--- Work required ---
Quote every line as written. Omit pictures.

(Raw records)
>>

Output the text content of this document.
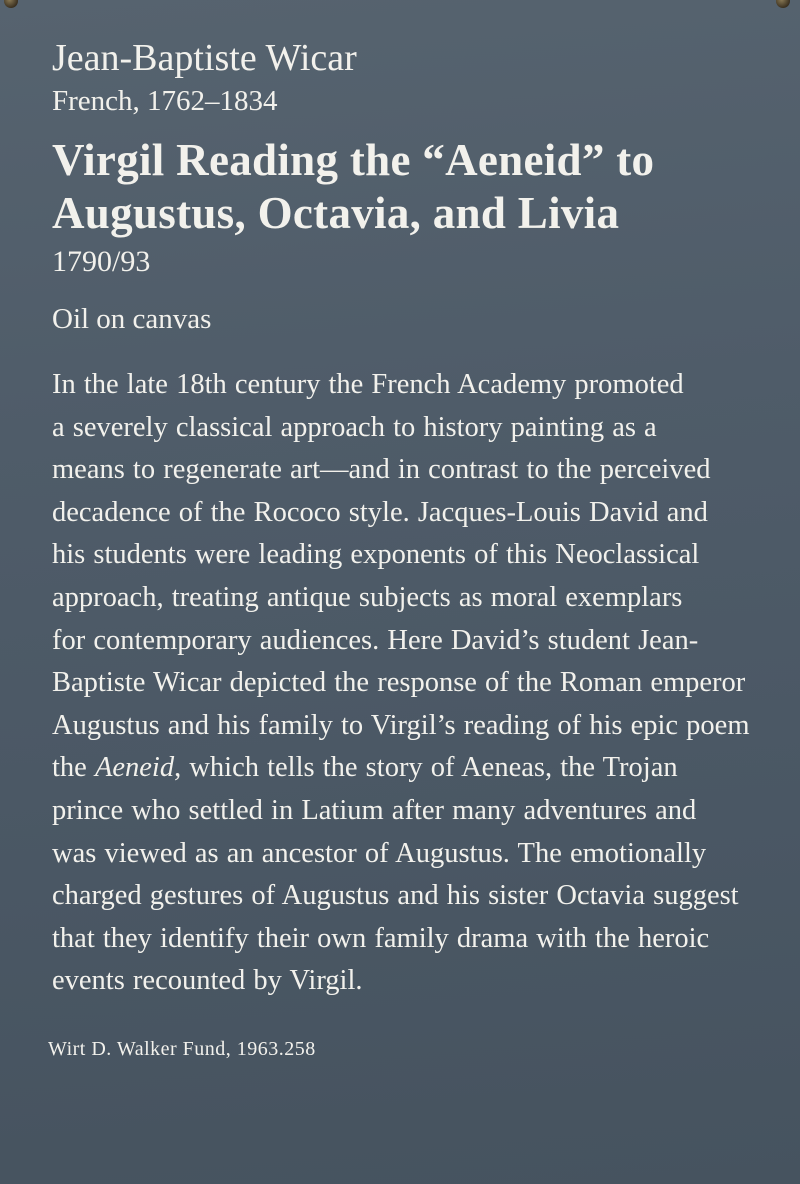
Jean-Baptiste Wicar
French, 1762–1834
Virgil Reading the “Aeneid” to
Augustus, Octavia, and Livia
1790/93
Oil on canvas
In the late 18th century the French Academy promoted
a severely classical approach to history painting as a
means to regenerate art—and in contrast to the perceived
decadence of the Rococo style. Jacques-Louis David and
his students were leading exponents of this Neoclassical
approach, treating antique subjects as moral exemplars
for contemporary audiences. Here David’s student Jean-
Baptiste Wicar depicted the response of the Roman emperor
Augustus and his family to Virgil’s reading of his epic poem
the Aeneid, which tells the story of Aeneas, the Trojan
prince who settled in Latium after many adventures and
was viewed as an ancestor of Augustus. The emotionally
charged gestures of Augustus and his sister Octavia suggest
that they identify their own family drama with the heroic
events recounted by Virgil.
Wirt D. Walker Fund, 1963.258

<<

--- Finished task ---
Output the text content of this document.
Jean-Baptiste Wicar
French, 1762–1834
Virgil Reading the “Aeneid” to
Augustus, Octavia, and Livia
1790/93
Oil on canvas
In the late 18th century the French Academy promoted
a severely classical approach to history painting as a
means to regenerate art—and in contrast to the perceived
decadence of the Rococo style. Jacques-Louis David and
his students were leading exponents of this Neoclassical
approach, treating antique subjects as moral exemplars
for contemporary audiences. Here David’s student Jean-
Baptiste Wicar depicted the response of the Roman emperor
Augustus and his family to Virgil’s reading of his epic poem
the Aeneid, which tells the story of Aeneas, the Trojan
prince who settled in Latium after many adventures and
was viewed as an ancestor of Augustus. The emotionally
charged gestures of Augustus and his sister Octavia suggest
that they identify their own family drama with the heroic
events recounted by Virgil.
Wirt D. Walker Fund, 1963.258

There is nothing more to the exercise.